> Written problem
Give all the lines below again, exactly, with no pictures.

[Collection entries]
• • •
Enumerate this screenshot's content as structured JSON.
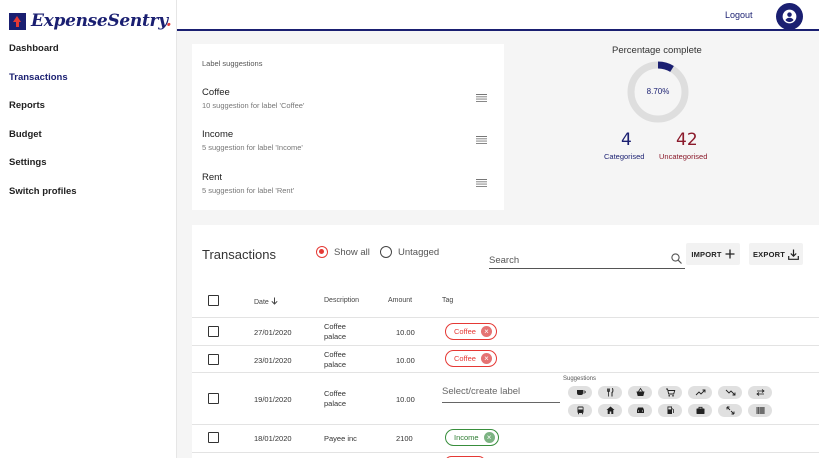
{
  "brand": {
    "name": "ExpenseSentry",
    "dot": "."
  },
  "nav": [
    "Dashboard",
    "Transactions",
    "Reports",
    "Budget",
    "Settings",
    "Switch profiles"
  ],
  "topbar": {
    "logout": "Logout"
  },
  "label_suggestions": {
    "title": "Label suggestions",
    "items": [
      {
        "name": "Coffee",
        "desc": "10 suggestion for label 'Coffee'"
      },
      {
        "name": "Income",
        "desc": "5 suggestion for label 'Income'"
      },
      {
        "name": "Rent",
        "desc": "5 suggestion for label 'Rent'"
      }
    ]
  },
  "progress": {
    "title": "Percentage complete",
    "label": "8.70%",
    "fraction": 0.087,
    "categorised": {
      "value": "4",
      "label": "Categorised"
    },
    "uncategorised": {
      "value": "42",
      "label": "Uncategorised"
    }
  },
  "transactions": {
    "title": "Transactions",
    "filter_all": "Show all",
    "filter_untagged": "Untagged",
    "search_placeholder": "Search",
    "import_label": "IMPORT",
    "export_label": "EXPORT",
    "columns": {
      "date": "Date",
      "description": "Description",
      "amount": "Amount",
      "tag": "Tag"
    },
    "rows": [
      {
        "date": "27/01/2020",
        "description": [
          "Coffee",
          "palace"
        ],
        "amount": "10.00",
        "tag": "Coffee"
      },
      {
        "date": "23/01/2020",
        "description": [
          "Coffee",
          "palace"
        ],
        "amount": "10.00",
        "tag": "Coffee"
      },
      {
        "date": "19/01/2020",
        "description": [
          "Coffee",
          "palace"
        ],
        "amount": "10.00",
        "label_placeholder": "Select/create label",
        "suggestions_label": "Suggestions"
      },
      {
        "date": "18/01/2020",
        "description": [
          "Payee inc"
        ],
        "amount": "2100",
        "tag": "Income"
      }
    ]
  },
  "suggestion_icons": [
    "coffee-icon",
    "restaurant-icon",
    "basket-icon",
    "cart-icon",
    "trending-up-icon",
    "trending-down-icon",
    "swap-icon",
    "bus-icon",
    "home-icon",
    "car-icon",
    "fuel-icon",
    "briefcase-icon",
    "expand-icon",
    "barcode-icon"
  ],
  "colors": {
    "brand": "#1a1f71",
    "accent": "#e53935",
    "income": "#388e3c"
  }
}
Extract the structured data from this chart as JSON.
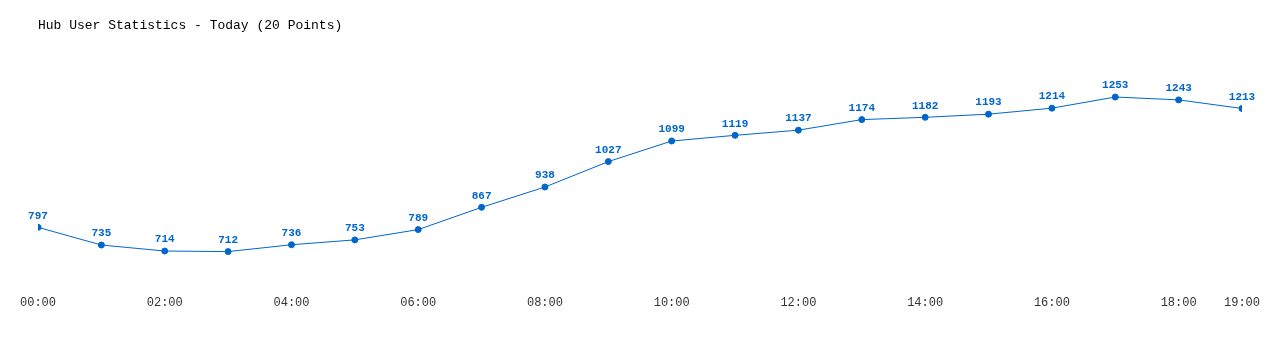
{
  "chart_data": {
    "type": "line",
    "title": "Hub User Statistics - Today (20 Points)",
    "x": [
      0,
      1,
      2,
      3,
      4,
      5,
      6,
      7,
      8,
      9,
      10,
      11,
      12,
      13,
      14,
      15,
      16,
      17,
      18,
      19
    ],
    "series": [
      {
        "color": "#0066cc",
        "values": [
          797,
          735,
          714,
          712,
          736,
          753,
          789,
          867,
          938,
          1027,
          1099,
          1119,
          1137,
          1174,
          1182,
          1193,
          1214,
          1253,
          1243,
          1213
        ]
      }
    ],
    "xlim": [
      0,
      19
    ],
    "xticks": [
      {
        "value": 0,
        "label": "00:00"
      },
      {
        "value": 2,
        "label": "02:00"
      },
      {
        "value": 4,
        "label": "04:00"
      },
      {
        "value": 6,
        "label": "06:00"
      },
      {
        "value": 8,
        "label": "08:00"
      },
      {
        "value": 10,
        "label": "10:00"
      },
      {
        "value": 12,
        "label": "12:00"
      },
      {
        "value": 14,
        "label": "14:00"
      },
      {
        "value": 16,
        "label": "16:00"
      },
      {
        "value": 18,
        "label": "18:00"
      },
      {
        "value": 19,
        "label": "19:00"
      }
    ],
    "data_labels": true,
    "marker": "circle",
    "line_style": "solid",
    "tick_labels": "x"
  }
}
• • •
> Response to this task
Enumerate this screenshot's content as structured JSON.
{
  "brand": {
    "name": "ExpenseSentry",
    "dot": "."
  },
  "nav": [
    "Dashboard",
    "Transactions",
    "Reports",
    "Budget",
    "Settings",
    "Switch profiles"
  ],
  "topbar": {
    "logout": "Logout"
  },
  "label_suggestions": {
    "title": "Label suggestions",
    "items": [
      {
        "name": "Coffee",
        "desc": "10 suggestion for label 'Coffee'"
      },
      {
        "name": "Income",
        "desc": "5 suggestion for label 'Income'"
      },
      {
        "name": "Rent",
        "desc": "5 suggestion for label 'Rent'"
      }
    ]
  },
  "progress": {
    "title": "Percentage complete",
    "label": "8.70%",
    "fraction": 0.087,
    "categorised": {
      "value": "4",
      "label": "Categorised"
    },
    "uncategorised": {
      "value": "42",
      "label": "Uncategorised"
    }
  },
  "transactions": {
    "title": "Transactions",
    "filter_all": "Show all",
    "filter_untagged": "Untagged",
    "search_placeholder": "Search",
    "import_label": "IMPORT",
    "export_label": "EXPORT",
    "columns": {
      "date": "Date",
      "description": "Description",
      "amount": "Amount",
      "tag": "Tag"
    },
    "rows": [
      {
        "date": "27/01/2020",
        "description": [
          "Coffee",
          "palace"
        ],
        "amount": "10.00",
        "tag": "Coffee"
      },
      {
        "date": "23/01/2020",
        "description": [
          "Coffee",
          "palace"
        ],
        "amount": "10.00",
        "tag": "Coffee"
      },
      {
        "date": "19/01/2020",
        "description": [
          "Coffee",
          "palace"
        ],
        "amount": "10.00",
        "label_placeholder": "Select/create label",
        "suggestions_label": "Suggestions"
      },
      {
        "date": "18/01/2020",
        "description": [
          "Payee inc"
        ],
        "amount": "2100",
        "tag": "Income"
      }
    ]
  },
  "suggestion_icons": [
    "coffee-icon",
    "restaurant-icon",
    "basket-icon",
    "cart-icon",
    "trending-up-icon",
    "trending-down-icon",
    "swap-icon",
    "bus-icon",
    "home-icon",
    "car-icon",
    "fuel-icon",
    "briefcase-icon",
    "expand-icon",
    "barcode-icon"
  ],
  "colors": {
    "brand": "#1a1f71",
    "accent": "#e53935",
    "income": "#388e3c"
  }
}
Extract the structured data from this chart as JSON.
{
  "chart_data": {
    "type": "line",
    "title": "Hub User Statistics - Today (20 Points)",
    "x": [
      0,
      1,
      2,
      3,
      4,
      5,
      6,
      7,
      8,
      9,
      10,
      11,
      12,
      13,
      14,
      15,
      16,
      17,
      18,
      19
    ],
    "series": [
      {
        "color": "#0066cc",
        "values": [
          797,
          735,
          714,
          712,
          736,
          753,
          789,
          867,
          938,
          1027,
          1099,
          1119,
          1137,
          1174,
          1182,
          1193,
          1214,
          1253,
          1243,
          1213
        ]
      }
    ],
    "xlim": [
      0,
      19
    ],
    "xticks": [
      {
        "value": 0,
        "label": "00:00"
      },
      {
        "value": 2,
        "label": "02:00"
      },
      {
        "value": 4,
        "label": "04:00"
      },
      {
        "value": 6,
        "label": "06:00"
      },
      {
        "value": 8,
        "label": "08:00"
      },
      {
        "value": 10,
        "label": "10:00"
      },
      {
        "value": 12,
        "label": "12:00"
      },
      {
        "value": 14,
        "label": "14:00"
      },
      {
        "value": 16,
        "label": "16:00"
      },
      {
        "value": 18,
        "label": "18:00"
      },
      {
        "value": 19,
        "label": "19:00"
      }
    ],
    "data_labels": true,
    "marker": "circle",
    "line_style": "solid",
    "tick_labels": "x"
  }
}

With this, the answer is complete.